**Instruction**: Can you quote the records below in full, word for word?
--- START The data ---
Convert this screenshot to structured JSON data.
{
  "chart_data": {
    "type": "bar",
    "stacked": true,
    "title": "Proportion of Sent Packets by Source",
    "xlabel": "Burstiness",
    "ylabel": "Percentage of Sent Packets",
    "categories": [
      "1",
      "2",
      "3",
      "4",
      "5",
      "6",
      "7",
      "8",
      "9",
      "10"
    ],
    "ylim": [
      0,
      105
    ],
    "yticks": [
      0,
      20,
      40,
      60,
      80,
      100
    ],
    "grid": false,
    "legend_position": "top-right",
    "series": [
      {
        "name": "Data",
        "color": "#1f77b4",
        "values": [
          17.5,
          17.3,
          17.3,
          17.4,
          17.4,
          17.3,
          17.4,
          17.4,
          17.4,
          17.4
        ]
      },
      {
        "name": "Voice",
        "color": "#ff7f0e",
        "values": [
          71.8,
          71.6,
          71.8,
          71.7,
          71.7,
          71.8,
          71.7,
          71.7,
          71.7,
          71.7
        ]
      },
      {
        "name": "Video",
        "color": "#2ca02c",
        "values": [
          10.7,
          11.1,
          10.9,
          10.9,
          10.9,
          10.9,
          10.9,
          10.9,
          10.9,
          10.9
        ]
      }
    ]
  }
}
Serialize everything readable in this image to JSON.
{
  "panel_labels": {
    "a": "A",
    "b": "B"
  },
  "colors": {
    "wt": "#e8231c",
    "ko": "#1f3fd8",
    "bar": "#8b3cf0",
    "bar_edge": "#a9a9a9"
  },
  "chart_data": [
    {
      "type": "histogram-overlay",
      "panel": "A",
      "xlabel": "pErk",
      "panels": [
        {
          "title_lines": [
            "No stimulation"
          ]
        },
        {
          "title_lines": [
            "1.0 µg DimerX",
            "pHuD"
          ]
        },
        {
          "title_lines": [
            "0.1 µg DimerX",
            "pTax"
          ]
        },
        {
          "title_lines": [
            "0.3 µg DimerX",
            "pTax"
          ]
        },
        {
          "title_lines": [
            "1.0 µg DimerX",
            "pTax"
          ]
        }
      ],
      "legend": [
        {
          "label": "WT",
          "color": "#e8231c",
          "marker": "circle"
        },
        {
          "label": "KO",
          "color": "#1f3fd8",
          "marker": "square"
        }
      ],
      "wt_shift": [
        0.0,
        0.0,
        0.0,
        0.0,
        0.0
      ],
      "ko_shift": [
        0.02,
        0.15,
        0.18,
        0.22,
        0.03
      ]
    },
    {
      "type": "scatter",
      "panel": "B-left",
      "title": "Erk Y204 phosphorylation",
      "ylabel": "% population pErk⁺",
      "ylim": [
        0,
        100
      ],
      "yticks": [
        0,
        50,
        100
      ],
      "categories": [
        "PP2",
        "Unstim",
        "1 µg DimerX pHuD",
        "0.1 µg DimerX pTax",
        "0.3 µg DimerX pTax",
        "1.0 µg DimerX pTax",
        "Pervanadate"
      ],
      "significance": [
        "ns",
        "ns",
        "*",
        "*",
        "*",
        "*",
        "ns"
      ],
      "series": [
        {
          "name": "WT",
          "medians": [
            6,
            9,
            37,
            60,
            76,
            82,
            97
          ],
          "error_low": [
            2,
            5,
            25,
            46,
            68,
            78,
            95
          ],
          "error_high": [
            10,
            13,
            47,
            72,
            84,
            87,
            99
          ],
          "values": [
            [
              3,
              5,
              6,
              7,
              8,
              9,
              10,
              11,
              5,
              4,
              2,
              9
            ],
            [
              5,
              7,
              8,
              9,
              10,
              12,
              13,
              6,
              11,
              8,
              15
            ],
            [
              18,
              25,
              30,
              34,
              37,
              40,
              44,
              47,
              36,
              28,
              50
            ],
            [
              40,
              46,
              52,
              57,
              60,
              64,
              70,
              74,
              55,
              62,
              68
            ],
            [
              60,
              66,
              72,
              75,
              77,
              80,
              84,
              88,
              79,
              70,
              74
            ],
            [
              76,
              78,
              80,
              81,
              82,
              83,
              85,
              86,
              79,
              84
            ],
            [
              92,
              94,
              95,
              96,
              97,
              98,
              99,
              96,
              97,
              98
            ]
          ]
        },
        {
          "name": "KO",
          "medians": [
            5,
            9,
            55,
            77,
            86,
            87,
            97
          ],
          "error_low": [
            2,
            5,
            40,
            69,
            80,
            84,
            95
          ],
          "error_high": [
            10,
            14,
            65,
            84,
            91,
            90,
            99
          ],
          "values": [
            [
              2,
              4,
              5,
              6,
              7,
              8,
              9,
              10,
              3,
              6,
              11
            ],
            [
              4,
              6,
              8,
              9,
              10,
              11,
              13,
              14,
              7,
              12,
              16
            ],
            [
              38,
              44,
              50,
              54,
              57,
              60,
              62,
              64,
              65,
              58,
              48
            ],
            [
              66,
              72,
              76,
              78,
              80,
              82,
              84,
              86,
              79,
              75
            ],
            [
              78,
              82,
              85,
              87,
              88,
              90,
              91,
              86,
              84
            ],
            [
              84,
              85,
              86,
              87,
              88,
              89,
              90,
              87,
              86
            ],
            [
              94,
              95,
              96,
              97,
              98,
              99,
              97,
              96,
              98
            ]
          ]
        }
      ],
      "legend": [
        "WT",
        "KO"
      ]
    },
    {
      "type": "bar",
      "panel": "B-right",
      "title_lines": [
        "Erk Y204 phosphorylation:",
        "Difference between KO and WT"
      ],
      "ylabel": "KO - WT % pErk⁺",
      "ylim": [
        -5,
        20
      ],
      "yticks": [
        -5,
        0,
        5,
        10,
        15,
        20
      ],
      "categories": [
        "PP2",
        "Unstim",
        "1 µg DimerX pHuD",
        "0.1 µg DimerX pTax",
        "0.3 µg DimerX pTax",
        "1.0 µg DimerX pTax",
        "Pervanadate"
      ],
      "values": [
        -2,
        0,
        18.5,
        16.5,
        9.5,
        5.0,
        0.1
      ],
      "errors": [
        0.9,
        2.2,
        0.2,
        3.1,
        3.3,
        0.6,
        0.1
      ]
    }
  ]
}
--- END The data ---
**Solved exercise**:
Convert this screenshot to structured JSON data.
{
  "chart_data": {
    "type": "bar",
    "stacked": true,
    "title": "Proportion of Sent Packets by Source",
    "xlabel": "Burstiness",
    "ylabel": "Percentage of Sent Packets",
    "categories": [
      "1",
      "2",
      "3",
      "4",
      "5",
      "6",
      "7",
      "8",
      "9",
      "10"
    ],
    "ylim": [
      0,
      105
    ],
    "yticks": [
      0,
      20,
      40,
      60,
      80,
      100
    ],
    "grid": false,
    "legend_position": "top-right",
    "series": [
      {
        "name": "Data",
        "color": "#1f77b4",
        "values": [
          17.5,
          17.3,
          17.3,
          17.4,
          17.4,
          17.3,
          17.4,
          17.4,
          17.4,
          17.4
        ]
      },
      {
        "name": "Voice",
        "color": "#ff7f0e",
        "values": [
          71.8,
          71.6,
          71.8,
          71.7,
          71.7,
          71.8,
          71.7,
          71.7,
          71.7,
          71.7
        ]
      },
      {
        "name": "Video",
        "color": "#2ca02c",
        "values": [
          10.7,
          11.1,
          10.9,
          10.9,
          10.9,
          10.9,
          10.9,
          10.9,
          10.9,
          10.9
        ]
      }
    ]
  }
}
Serialize everything readable in this image to JSON.
{
  "panel_labels": {
    "a": "A",
    "b": "B"
  },
  "colors": {
    "wt": "#e8231c",
    "ko": "#1f3fd8",
    "bar": "#8b3cf0",
    "bar_edge": "#a9a9a9"
  },
  "chart_data": [
    {
      "type": "histogram-overlay",
      "panel": "A",
      "xlabel": "pErk",
      "panels": [
        {
          "title_lines": [
            "No stimulation"
          ]
        },
        {
          "title_lines": [
            "1.0 µg DimerX",
            "pHuD"
          ]
        },
        {
          "title_lines": [
            "0.1 µg DimerX",
            "pTax"
          ]
        },
        {
          "title_lines": [
            "0.3 µg DimerX",
            "pTax"
          ]
        },
        {
          "title_lines": [
            "1.0 µg DimerX",
            "pTax"
          ]
        }
      ],
      "legend": [
        {
          "label": "WT",
          "color": "#e8231c",
          "marker": "circle"
        },
        {
          "label": "KO",
          "color": "#1f3fd8",
          "marker": "square"
        }
      ],
      "wt_shift": [
        0.0,
        0.0,
        0.0,
        0.0,
        0.0
      ],
      "ko_shift": [
        0.02,
        0.15,
        0.18,
        0.22,
        0.03
      ]
    },
    {
      "type": "scatter",
      "panel": "B-left",
      "title": "Erk Y204 phosphorylation",
      "ylabel": "% population pErk⁺",
      "ylim": [
        0,
        100
      ],
      "yticks": [
        0,
        50,
        100
      ],
      "categories": [
        "PP2",
        "Unstim",
        "1 µg DimerX pHuD",
        "0.1 µg DimerX pTax",
        "0.3 µg DimerX pTax",
        "1.0 µg DimerX pTax",
        "Pervanadate"
      ],
      "significance": [
        "ns",
        "ns",
        "*",
        "*",
        "*",
        "*",
        "ns"
      ],
      "series": [
        {
          "name": "WT",
          "medians": [
            6,
            9,
            37,
            60,
            76,
            82,
            97
          ],
          "error_low": [
            2,
            5,
            25,
            46,
            68,
            78,
            95
          ],
          "error_high": [
            10,
            13,
            47,
            72,
            84,
            87,
            99
          ],
          "values": [
            [
              3,
              5,
              6,
              7,
              8,
              9,
              10,
              11,
              5,
              4,
              2,
              9
            ],
            [
              5,
              7,
              8,
              9,
              10,
              12,
              13,
              6,
              11,
              8,
              15
            ],
            [
              18,
              25,
              30,
              34,
              37,
              40,
              44,
              47,
              36,
              28,
              50
            ],
            [
              40,
              46,
              52,
              57,
              60,
              64,
              70,
              74,
              55,
              62,
              68
            ],
            [
              60,
              66,
              72,
              75,
              77,
              80,
              84,
              88,
              79,
              70,
              74
            ],
            [
              76,
              78,
              80,
              81,
              82,
              83,
              85,
              86,
              79,
              84
            ],
            [
              92,
              94,
              95,
              96,
              97,
              98,
              99,
              96,
              97,
              98
            ]
          ]
        },
        {
          "name": "KO",
          "medians": [
            5,
            9,
            55,
            77,
            86,
            87,
            97
          ],
          "error_low": [
            2,
            5,
            40,
            69,
            80,
            84,
            95
          ],
          "error_high": [
            10,
            14,
            65,
            84,
            91,
            90,
            99
          ],
          "values": [
            [
              2,
              4,
              5,
              6,
              7,
              8,
              9,
              10,
              3,
              6,
              11
            ],
            [
              4,
              6,
              8,
              9,
              10,
              11,
              13,
              14,
              7,
              12,
              16
            ],
            [
              38,
              44,
              50,
              54,
              57,
              60,
              62,
              64,
              65,
              58,
              48
            ],
            [
              66,
              72,
              76,
              78,
              80,
              82,
              84,
              86,
              79,
              75
            ],
            [
              78,
              82,
              85,
              87,
              88,
              90,
              91,
              86,
              84
            ],
            [
              84,
              85,
              86,
              87,
              88,
              89,
              90,
              87,
              86
            ],
            [
              94,
              95,
              96,
              97,
              98,
              99,
              97,
              96,
              98
            ]
          ]
        }
      ],
      "legend": [
        "WT",
        "KO"
      ]
    },
    {
      "type": "bar",
      "panel": "B-right",
      "title_lines": [
        "Erk Y204 phosphorylation:",
        "Difference between KO and WT"
      ],
      "ylabel": "KO - WT % pErk⁺",
      "ylim": [
        -5,
        20
      ],
      "yticks": [
        -5,
        0,
        5,
        10,
        15,
        20
      ],
      "categories": [
        "PP2",
        "Unstim",
        "1 µg DimerX pHuD",
        "0.1 µg DimerX pTax",
        "0.3 µg DimerX pTax",
        "1.0 µg DimerX pTax",
        "Pervanadate"
      ],
      "values": [
        -2,
        0,
        18.5,
        16.5,
        9.5,
        5.0,
        0.1
      ],
      "errors": [
        0.9,
        2.2,
        0.2,
        3.1,
        3.3,
        0.6,
        0.1
      ]
    }
  ]
}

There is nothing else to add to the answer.